Pull out every line in the data that has the string "비상조치" in it.

Collected data:
## begin

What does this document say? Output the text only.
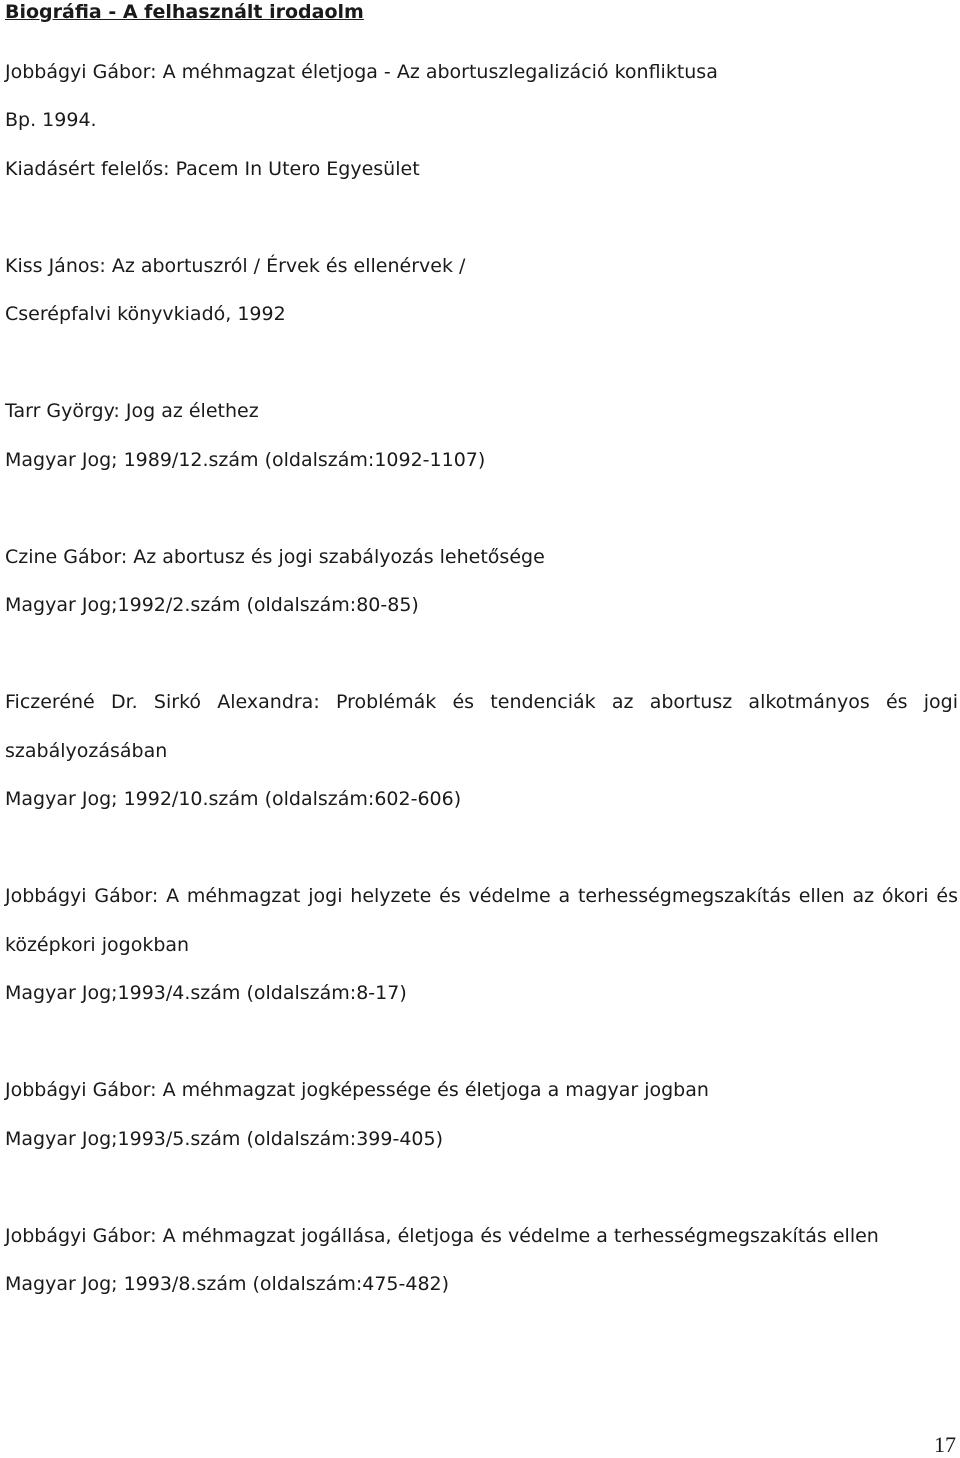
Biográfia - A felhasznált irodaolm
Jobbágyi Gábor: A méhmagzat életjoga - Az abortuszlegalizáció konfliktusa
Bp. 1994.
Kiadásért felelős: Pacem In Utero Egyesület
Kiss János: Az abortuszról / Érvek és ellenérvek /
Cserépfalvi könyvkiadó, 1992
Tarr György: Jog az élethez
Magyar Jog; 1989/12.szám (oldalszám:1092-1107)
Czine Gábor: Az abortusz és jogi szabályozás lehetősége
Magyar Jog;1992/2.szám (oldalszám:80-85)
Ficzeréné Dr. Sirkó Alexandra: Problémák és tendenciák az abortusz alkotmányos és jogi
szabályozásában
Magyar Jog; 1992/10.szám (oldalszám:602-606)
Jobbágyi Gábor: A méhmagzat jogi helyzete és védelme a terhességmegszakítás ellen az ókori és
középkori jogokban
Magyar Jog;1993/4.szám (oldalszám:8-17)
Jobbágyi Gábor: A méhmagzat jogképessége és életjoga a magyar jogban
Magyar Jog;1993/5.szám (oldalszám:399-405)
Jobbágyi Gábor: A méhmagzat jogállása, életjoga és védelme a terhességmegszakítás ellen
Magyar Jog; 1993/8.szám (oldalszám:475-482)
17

## end
## begin

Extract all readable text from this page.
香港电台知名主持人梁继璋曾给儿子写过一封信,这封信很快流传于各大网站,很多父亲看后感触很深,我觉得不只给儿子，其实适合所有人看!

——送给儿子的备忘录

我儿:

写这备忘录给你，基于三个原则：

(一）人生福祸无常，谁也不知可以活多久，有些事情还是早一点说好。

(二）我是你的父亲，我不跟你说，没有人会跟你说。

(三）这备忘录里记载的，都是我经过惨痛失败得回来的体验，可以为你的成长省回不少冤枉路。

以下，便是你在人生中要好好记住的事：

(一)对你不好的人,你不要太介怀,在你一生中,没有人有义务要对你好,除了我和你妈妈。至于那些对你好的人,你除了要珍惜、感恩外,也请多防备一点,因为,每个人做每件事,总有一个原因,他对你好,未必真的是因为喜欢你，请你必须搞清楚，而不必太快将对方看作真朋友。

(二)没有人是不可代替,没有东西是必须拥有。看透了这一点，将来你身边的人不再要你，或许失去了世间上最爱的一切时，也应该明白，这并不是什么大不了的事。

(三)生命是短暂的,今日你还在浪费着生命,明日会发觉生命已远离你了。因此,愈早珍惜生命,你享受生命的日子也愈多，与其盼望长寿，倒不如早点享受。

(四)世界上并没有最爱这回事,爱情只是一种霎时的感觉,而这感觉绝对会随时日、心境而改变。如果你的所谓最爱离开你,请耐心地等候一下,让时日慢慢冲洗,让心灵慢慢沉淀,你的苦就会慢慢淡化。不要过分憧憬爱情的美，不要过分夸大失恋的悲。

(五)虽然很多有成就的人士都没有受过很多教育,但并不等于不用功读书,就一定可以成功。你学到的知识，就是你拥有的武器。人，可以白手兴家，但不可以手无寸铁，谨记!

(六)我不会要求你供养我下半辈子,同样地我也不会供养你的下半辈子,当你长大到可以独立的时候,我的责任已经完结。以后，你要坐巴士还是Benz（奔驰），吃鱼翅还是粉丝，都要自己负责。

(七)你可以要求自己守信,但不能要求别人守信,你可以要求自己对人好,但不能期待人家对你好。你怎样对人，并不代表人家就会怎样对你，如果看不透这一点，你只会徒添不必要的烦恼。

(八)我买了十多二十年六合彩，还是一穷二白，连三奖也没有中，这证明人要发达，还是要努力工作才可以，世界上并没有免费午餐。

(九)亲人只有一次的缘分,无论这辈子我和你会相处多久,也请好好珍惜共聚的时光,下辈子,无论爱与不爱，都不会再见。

## end
## begin

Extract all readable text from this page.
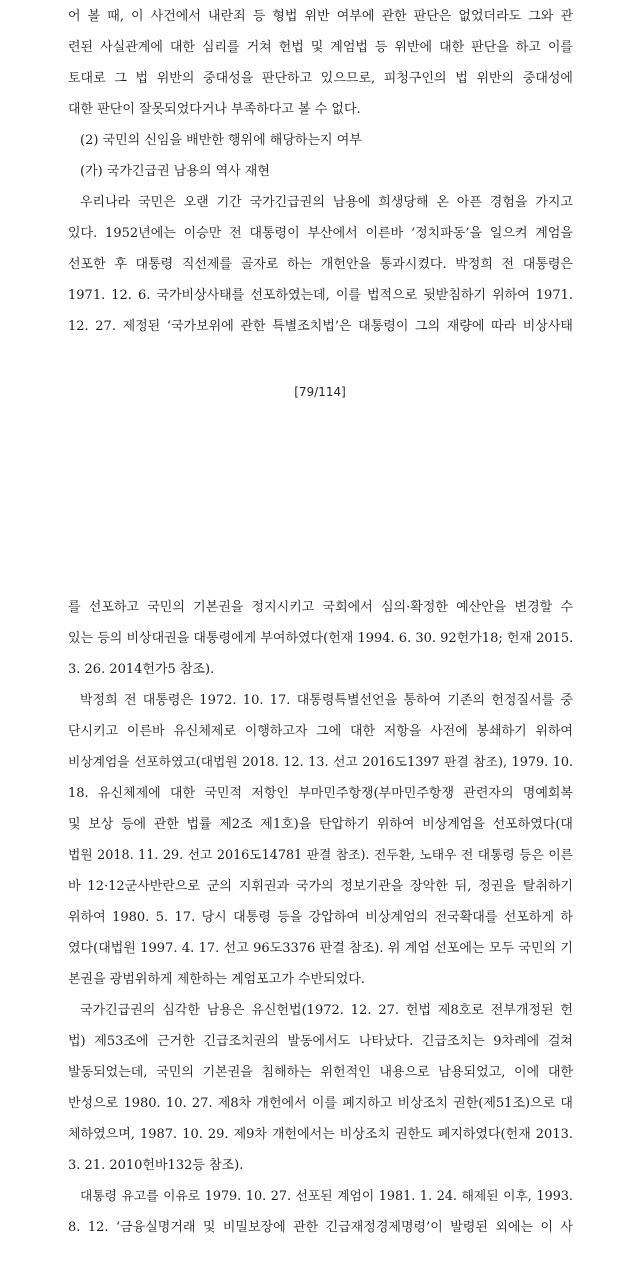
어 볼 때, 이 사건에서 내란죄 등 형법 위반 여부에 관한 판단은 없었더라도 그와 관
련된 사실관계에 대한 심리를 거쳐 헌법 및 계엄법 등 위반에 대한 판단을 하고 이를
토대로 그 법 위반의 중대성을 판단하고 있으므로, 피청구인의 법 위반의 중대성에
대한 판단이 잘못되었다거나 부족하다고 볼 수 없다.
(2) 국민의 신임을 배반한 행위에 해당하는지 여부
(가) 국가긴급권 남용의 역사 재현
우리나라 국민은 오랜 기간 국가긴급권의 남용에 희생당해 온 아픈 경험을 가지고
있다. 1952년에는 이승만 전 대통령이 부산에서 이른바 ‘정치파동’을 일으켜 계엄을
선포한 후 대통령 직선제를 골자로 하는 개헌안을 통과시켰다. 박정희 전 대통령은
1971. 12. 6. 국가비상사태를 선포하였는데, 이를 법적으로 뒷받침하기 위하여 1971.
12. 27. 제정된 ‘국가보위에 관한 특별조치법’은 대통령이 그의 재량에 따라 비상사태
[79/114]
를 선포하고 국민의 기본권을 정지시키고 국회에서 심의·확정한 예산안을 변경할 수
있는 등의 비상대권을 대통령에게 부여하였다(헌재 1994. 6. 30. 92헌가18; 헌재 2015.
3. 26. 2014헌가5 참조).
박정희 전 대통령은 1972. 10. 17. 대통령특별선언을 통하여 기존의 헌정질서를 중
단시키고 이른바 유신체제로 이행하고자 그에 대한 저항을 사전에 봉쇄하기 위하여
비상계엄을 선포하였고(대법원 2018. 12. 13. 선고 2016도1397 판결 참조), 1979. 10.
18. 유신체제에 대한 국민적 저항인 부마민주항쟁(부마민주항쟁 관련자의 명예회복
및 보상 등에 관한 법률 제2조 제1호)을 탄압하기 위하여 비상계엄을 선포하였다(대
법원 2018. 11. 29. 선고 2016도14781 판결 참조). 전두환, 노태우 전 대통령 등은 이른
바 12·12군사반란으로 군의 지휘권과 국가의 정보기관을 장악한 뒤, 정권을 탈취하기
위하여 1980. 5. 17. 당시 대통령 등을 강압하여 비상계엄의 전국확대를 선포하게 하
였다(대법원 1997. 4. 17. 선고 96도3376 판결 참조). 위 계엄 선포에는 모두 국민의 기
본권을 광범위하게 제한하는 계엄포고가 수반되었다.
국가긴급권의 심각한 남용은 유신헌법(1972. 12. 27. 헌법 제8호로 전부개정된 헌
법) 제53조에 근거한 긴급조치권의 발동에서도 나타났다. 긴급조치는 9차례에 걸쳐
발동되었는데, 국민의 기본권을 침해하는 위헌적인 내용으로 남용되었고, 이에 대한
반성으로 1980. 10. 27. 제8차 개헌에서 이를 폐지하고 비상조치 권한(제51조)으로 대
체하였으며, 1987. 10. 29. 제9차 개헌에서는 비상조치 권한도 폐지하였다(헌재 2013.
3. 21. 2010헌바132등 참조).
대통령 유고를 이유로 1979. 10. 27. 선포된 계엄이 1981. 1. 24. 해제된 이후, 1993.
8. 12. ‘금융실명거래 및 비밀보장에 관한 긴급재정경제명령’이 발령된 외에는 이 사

## end

*Finished answer*.
반성으로 1980. 10. 27. 제8차 개헌에서 이를 폐지하고 비상조치 권한(제51조)으로 대
체하였으며, 1987. 10. 29. 제9차 개헌에서는 비상조치 권한도 폐지하였다(헌재 2013.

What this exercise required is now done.